■ Aim ■
Every record that follows should be printed verbatim.
[START OF Supplied data]
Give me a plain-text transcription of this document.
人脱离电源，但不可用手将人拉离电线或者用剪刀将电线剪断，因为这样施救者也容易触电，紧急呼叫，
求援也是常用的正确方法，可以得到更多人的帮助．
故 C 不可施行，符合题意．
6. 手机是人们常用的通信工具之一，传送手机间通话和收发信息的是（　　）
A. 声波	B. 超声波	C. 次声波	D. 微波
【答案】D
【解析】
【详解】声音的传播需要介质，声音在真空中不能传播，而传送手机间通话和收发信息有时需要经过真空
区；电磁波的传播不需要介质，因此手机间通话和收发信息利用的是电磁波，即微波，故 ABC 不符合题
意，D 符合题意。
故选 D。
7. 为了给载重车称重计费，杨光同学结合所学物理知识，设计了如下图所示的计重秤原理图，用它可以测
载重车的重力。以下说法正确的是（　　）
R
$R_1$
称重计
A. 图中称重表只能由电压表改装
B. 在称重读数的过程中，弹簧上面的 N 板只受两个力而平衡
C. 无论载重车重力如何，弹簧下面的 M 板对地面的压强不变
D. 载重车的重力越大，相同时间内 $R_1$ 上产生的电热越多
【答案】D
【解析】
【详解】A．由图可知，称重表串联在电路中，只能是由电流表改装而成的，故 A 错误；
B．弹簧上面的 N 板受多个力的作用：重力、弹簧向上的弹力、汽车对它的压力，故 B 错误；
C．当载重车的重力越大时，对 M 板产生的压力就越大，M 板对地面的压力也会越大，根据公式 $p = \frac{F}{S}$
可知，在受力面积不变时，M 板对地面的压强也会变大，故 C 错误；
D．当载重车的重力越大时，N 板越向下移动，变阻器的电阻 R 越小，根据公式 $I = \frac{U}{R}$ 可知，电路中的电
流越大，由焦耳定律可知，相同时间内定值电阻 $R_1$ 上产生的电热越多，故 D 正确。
[END OF Supplied data]
■ Complete answer ■
Give me a plain-text transcription of this document.
人脱离电源，但不可用手将人拉离电线或者用剪刀将电线剪断，因为这样施救者也容易触电，紧急呼叫，
求援也是常用的正确方法，可以得到更多人的帮助．
故 C 不可施行，符合题意．
6. 手机是人们常用的通信工具之一，传送手机间通话和收发信息的是（　　）
A. 声波	B. 超声波	C. 次声波	D. 微波
【答案】D
【解析】
【详解】声音的传播需要介质，声音在真空中不能传播，而传送手机间通话和收发信息有时需要经过真空
区；电磁波的传播不需要介质，因此手机间通话和收发信息利用的是电磁波，即微波，故 ABC 不符合题
意，D 符合题意。
故选 D。
7. 为了给载重车称重计费，杨光同学结合所学物理知识，设计了如下图所示的计重秤原理图，用它可以测
载重车的重力。以下说法正确的是（　　）
R
$R_1$
称重计
A. 图中称重表只能由电压表改装
B. 在称重读数的过程中，弹簧上面的 N 板只受两个力而平衡
C. 无论载重车重力如何，弹簧下面的 M 板对地面的压强不变
D. 载重车的重力越大，相同时间内 $R_1$ 上产生的电热越多
【答案】D
【解析】
【详解】A．由图可知，称重表串联在电路中，只能是由电流表改装而成的，故 A 错误；
B．弹簧上面的 N 板受多个力的作用：重力、弹簧向上的弹力、汽车对它的压力，故 B 错误；
C．当载重车的重力越大时，对 M 板产生的压力就越大，M 板对地面的压力也会越大，根据公式 $p = \frac{F}{S}$
可知，在受力面积不变时，M 板对地面的压强也会变大，故 C 错误；
D．当载重车的重力越大时，N 板越向下移动，变阻器的电阻 R 越小，根据公式 $I = \frac{U}{R}$ 可知，电路中的电
流越大，由焦耳定律可知，相同时间内定值电阻 $R_1$ 上产生的电热越多，故 D 正确。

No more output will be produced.